(Data items)
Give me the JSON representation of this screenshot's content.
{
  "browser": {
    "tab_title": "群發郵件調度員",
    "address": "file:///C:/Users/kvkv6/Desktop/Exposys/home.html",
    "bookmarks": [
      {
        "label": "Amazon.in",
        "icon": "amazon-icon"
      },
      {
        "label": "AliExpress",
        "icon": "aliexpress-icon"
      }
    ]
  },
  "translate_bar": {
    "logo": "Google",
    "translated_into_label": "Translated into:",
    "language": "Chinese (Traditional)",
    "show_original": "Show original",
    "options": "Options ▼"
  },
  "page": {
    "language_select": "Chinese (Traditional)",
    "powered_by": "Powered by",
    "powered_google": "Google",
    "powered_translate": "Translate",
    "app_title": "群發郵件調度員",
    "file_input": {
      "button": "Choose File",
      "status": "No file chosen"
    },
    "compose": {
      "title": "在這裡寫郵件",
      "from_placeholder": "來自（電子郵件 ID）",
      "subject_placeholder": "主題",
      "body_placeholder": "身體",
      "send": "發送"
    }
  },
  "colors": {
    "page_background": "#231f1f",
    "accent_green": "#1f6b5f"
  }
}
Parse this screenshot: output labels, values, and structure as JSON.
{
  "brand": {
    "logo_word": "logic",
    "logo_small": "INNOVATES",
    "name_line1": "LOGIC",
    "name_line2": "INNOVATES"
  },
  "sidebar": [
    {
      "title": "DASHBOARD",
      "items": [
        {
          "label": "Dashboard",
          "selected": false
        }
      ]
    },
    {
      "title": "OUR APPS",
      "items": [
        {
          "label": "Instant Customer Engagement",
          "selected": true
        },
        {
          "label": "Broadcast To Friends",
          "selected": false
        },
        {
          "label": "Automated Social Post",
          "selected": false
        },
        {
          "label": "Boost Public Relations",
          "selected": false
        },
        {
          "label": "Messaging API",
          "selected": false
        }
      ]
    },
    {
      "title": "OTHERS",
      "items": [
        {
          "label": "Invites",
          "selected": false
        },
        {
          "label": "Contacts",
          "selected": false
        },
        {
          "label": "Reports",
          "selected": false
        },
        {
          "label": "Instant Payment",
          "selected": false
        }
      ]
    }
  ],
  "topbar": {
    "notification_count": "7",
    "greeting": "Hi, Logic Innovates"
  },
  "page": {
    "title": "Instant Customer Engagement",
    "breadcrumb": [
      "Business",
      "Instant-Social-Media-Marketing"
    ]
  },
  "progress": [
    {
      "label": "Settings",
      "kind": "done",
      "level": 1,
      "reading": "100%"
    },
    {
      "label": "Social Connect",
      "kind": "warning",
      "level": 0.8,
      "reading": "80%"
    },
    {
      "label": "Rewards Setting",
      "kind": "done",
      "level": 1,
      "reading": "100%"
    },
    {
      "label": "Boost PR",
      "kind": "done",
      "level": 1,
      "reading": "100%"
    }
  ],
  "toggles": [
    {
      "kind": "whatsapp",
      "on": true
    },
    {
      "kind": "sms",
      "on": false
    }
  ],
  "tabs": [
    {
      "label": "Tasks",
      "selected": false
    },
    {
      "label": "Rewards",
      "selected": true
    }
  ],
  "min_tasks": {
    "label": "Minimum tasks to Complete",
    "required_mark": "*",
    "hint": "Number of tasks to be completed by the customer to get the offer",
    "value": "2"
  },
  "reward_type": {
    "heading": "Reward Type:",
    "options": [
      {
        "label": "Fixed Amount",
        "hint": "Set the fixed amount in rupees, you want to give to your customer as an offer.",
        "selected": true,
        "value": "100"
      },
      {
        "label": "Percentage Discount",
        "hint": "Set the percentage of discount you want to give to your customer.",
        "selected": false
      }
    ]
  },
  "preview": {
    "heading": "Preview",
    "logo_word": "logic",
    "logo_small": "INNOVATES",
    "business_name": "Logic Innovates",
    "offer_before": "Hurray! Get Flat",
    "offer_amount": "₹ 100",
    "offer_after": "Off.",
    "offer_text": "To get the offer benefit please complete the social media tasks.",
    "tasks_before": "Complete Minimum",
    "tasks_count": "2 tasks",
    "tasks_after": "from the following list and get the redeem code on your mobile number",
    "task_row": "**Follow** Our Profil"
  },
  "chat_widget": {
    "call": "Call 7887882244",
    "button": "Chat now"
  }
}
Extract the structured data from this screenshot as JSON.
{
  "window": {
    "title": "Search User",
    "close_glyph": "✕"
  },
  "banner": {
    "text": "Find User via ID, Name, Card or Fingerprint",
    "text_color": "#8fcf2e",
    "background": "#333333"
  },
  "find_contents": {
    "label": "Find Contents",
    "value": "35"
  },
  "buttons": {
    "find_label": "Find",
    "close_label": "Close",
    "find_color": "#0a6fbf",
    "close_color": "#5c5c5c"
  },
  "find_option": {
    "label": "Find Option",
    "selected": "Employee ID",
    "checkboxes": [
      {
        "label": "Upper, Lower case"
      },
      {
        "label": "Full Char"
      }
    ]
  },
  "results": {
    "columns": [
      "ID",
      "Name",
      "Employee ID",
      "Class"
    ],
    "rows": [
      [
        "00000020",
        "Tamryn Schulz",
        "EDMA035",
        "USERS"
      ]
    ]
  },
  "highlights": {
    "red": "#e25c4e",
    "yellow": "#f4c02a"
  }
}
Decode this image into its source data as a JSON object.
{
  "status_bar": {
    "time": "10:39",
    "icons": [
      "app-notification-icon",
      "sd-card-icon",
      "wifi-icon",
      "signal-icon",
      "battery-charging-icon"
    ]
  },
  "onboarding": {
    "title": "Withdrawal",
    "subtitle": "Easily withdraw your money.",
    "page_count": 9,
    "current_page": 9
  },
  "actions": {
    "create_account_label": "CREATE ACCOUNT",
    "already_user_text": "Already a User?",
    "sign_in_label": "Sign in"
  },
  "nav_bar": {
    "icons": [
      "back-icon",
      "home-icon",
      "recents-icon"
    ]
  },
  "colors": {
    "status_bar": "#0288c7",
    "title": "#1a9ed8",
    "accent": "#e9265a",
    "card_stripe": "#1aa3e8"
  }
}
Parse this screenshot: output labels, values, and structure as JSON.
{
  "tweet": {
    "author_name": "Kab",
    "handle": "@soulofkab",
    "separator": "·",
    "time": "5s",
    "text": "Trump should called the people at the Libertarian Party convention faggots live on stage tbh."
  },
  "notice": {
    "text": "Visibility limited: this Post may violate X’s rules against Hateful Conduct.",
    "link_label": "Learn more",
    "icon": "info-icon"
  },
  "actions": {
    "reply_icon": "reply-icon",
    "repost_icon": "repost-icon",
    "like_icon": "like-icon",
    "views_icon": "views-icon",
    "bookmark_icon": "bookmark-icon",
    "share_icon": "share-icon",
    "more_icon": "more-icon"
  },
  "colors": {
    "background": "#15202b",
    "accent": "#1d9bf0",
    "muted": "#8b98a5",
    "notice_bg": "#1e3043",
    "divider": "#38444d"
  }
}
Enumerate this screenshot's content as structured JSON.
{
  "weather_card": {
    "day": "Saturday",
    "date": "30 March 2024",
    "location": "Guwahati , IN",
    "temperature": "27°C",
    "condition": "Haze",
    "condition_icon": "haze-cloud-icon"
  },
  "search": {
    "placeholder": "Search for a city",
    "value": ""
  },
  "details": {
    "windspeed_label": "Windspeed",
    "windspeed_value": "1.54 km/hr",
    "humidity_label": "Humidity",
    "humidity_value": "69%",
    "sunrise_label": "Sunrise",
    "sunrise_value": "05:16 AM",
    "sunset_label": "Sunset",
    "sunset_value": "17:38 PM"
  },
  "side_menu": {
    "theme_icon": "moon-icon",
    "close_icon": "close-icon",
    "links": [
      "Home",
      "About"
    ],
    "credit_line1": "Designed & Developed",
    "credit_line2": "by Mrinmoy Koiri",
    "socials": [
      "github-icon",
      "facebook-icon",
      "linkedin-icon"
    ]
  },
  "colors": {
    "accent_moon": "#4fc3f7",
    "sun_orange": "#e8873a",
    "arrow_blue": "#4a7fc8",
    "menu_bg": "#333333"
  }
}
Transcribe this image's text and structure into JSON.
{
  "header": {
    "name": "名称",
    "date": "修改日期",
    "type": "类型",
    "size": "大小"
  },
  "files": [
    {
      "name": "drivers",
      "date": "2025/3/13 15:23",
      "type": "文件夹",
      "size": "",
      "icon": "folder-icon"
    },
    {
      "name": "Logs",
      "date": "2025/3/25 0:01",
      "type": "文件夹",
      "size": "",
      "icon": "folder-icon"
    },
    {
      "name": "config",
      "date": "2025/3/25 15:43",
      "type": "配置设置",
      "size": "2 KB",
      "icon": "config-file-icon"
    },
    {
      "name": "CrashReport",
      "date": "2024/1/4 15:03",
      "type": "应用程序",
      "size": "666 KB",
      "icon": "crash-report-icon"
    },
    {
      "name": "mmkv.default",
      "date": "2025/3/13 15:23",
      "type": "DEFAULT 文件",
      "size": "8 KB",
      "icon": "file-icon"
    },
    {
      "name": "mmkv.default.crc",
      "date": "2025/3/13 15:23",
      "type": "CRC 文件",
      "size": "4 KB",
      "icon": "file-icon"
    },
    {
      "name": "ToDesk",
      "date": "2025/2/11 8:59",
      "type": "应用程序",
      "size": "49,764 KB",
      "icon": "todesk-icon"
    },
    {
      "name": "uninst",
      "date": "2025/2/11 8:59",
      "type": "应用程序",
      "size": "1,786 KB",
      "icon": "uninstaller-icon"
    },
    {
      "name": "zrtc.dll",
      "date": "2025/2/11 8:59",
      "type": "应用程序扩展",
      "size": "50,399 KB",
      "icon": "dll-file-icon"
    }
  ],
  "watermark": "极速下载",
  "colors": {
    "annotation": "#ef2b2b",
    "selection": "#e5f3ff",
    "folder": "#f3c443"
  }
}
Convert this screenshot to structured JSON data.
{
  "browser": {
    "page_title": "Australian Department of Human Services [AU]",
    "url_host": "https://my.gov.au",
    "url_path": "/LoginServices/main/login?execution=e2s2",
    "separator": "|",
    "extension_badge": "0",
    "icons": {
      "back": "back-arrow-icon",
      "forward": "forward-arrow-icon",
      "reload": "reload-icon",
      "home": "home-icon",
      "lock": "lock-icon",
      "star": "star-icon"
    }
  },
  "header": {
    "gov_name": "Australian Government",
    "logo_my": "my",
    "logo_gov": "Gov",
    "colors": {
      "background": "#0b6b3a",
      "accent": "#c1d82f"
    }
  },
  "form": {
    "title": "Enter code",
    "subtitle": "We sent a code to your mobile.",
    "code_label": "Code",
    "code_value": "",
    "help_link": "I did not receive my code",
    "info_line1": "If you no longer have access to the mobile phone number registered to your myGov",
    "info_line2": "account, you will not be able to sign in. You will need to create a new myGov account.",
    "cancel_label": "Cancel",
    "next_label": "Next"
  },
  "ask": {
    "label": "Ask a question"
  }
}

> **Aim of the task**: Return every line of the preceding records in which the word "群發郵件調度員" appears.

> **Output**:
    "tab_title": "群發郵件調度員",
    "app_title": "群發郵件調度員",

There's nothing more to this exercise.